◆ DIRECTIONS FOR THIS TASK: Can you restate the records below word for word?

** Begin **

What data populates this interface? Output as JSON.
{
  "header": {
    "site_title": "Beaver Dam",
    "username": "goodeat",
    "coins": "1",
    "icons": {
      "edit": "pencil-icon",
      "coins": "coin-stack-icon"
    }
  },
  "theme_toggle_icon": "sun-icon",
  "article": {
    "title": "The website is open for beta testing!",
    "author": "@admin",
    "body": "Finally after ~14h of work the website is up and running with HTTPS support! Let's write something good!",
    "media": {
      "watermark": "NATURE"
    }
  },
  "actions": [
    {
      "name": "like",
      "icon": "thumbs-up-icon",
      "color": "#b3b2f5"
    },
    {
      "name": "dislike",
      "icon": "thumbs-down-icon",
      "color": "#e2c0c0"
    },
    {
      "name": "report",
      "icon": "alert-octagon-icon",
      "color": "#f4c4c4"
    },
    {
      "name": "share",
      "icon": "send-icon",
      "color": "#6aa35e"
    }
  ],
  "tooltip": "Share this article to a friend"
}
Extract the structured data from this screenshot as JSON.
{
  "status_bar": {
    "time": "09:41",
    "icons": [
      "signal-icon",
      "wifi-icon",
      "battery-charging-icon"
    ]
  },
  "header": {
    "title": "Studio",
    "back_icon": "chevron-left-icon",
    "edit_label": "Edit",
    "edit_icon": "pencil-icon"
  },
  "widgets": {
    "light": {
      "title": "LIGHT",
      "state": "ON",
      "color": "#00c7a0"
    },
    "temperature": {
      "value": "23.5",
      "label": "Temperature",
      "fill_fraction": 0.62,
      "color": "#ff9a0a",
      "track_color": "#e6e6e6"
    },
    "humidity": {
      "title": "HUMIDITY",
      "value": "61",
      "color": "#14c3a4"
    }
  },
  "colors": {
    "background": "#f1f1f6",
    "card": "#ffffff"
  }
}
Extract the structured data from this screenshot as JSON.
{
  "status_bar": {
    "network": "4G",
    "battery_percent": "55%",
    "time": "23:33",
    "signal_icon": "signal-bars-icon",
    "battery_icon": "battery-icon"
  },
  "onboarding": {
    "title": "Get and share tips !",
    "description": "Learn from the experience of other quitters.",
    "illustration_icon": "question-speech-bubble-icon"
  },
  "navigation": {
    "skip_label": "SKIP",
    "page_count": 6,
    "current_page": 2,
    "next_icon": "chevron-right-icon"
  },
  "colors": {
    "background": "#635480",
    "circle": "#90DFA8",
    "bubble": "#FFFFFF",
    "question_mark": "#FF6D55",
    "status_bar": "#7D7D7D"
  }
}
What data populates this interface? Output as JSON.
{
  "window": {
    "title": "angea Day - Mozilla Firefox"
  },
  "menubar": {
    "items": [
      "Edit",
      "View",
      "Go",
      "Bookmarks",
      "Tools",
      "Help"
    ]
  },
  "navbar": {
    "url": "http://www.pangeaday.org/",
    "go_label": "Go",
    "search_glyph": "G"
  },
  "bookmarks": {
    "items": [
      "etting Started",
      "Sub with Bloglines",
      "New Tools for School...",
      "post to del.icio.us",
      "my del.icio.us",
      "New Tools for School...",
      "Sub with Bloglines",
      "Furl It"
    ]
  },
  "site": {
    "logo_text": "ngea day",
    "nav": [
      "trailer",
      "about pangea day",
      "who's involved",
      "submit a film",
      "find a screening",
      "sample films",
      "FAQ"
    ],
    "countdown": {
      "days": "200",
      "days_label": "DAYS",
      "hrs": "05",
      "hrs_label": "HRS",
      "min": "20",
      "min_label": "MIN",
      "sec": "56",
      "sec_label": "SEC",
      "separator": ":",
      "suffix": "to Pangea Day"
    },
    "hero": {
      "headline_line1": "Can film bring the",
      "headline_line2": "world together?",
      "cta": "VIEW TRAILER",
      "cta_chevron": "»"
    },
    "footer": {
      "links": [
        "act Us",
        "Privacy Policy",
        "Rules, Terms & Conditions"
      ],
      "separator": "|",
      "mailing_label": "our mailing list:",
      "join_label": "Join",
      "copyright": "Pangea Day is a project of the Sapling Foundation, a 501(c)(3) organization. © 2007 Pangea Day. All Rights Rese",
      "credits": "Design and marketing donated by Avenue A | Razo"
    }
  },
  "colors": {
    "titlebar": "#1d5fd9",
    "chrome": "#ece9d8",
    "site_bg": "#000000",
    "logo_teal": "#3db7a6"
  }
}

** End **

◆ EXPECTED ANSWER:
What data populates this interface? Output as JSON.
{
  "header": {
    "site_title": "Beaver Dam",
    "username": "goodeat",
    "coins": "1",
    "icons": {
      "edit": "pencil-icon",
      "coins": "coin-stack-icon"
    }
  },
  "theme_toggle_icon": "sun-icon",
  "article": {
    "title": "The website is open for beta testing!",
    "author": "@admin",
    "body": "Finally after ~14h of work the website is up and running with HTTPS support! Let's write something good!",
    "media": {
      "watermark": "NATURE"
    }
  },
  "actions": [
    {
      "name": "like",
      "icon": "thumbs-up-icon",
      "color": "#b3b2f5"
    },
    {
      "name": "dislike",
      "icon": "thumbs-down-icon",
      "color": "#e2c0c0"
    },
    {
      "name": "report",
      "icon": "alert-octagon-icon",
      "color": "#f4c4c4"
    },
    {
      "name": "share",
      "icon": "send-icon",
      "color": "#6aa35e"
    }
  ],
  "tooltip": "Share this article to a friend"
}
Extract the structured data from this screenshot as JSON.
{
  "status_bar": {
    "time": "09:41",
    "icons": [
      "signal-icon",
      "wifi-icon",
      "battery-charging-icon"
    ]
  },
  "header": {
    "title": "Studio",
    "back_icon": "chevron-left-icon",
    "edit_label": "Edit",
    "edit_icon": "pencil-icon"
  },
  "widgets": {
    "light": {
      "title": "LIGHT",
      "state": "ON",
      "color": "#00c7a0"
    },
    "temperature": {
      "value": "23.5",
      "label": "Temperature",
      "fill_fraction": 0.62,
      "color": "#ff9a0a",
      "track_color": "#e6e6e6"
    },
    "humidity": {
      "title": "HUMIDITY",
      "value": "61",
      "color": "#14c3a4"
    }
  },
  "colors": {
    "background": "#f1f1f6",
    "card": "#ffffff"
  }
}
Extract the structured data from this screenshot as JSON.
{
  "status_bar": {
    "network": "4G",
    "battery_percent": "55%",
    "time": "23:33",
    "signal_icon": "signal-bars-icon",
    "battery_icon": "battery-icon"
  },
  "onboarding": {
    "title": "Get and share tips !",
    "description": "Learn from the experience of other quitters.",
    "illustration_icon": "question-speech-bubble-icon"
  },
  "navigation": {
    "skip_label": "SKIP",
    "page_count": 6,
    "current_page": 2,
    "next_icon": "chevron-right-icon"
  },
  "colors": {
    "background": "#635480",
    "circle": "#90DFA8",
    "bubble": "#FFFFFF",
    "question_mark": "#FF6D55",
    "status_bar": "#7D7D7D"
  }
}
What data populates this interface? Output as JSON.
{
  "window": {
    "title": "angea Day - Mozilla Firefox"
  },
  "menubar": {
    "items": [
      "Edit",
      "View",
      "Go",
      "Bookmarks",
      "Tools",
      "Help"
    ]
  },
  "navbar": {
    "url": "http://www.pangeaday.org/",
    "go_label": "Go",
    "search_glyph": "G"
  },
  "bookmarks": {
    "items": [
      "etting Started",
      "Sub with Bloglines",
      "New Tools for School...",
      "post to del.icio.us",
      "my del.icio.us",
      "New Tools for School...",
      "Sub with Bloglines",
      "Furl It"
    ]
  },
  "site": {
    "logo_text": "ngea day",
    "nav": [
      "trailer",
      "about pangea day",
      "who's involved",
      "submit a film",
      "find a screening",
      "sample films",
      "FAQ"
    ],
    "countdown": {
      "days": "200",
      "days_label": "DAYS",
      "hrs": "05",
      "hrs_label": "HRS",
      "min": "20",
      "min_label": "MIN",
      "sec": "56",
      "sec_label": "SEC",
      "separator": ":",
      "suffix": "to Pangea Day"
    },
    "hero": {
      "headline_line1": "Can film bring the",
      "headline_line2": "world together?",
      "cta": "VIEW TRAILER",
      "cta_chevron": "»"
    },
    "footer": {
      "links": [
        "act Us",
        "Privacy Policy",
        "Rules, Terms & Conditions"
      ],
      "separator": "|",
      "mailing_label": "our mailing list:",
      "join_label": "Join",
      "copyright": "Pangea Day is a project of the Sapling Foundation, a 501(c)(3) organization. © 2007 Pangea Day. All Rights Rese",
      "credits": "Design and marketing donated by Avenue A | Razo"
    }
  },
  "colors": {
    "titlebar": "#1d5fd9",
    "chrome": "#ece9d8",
    "site_bg": "#000000",
    "logo_teal": "#3db7a6"
  }
}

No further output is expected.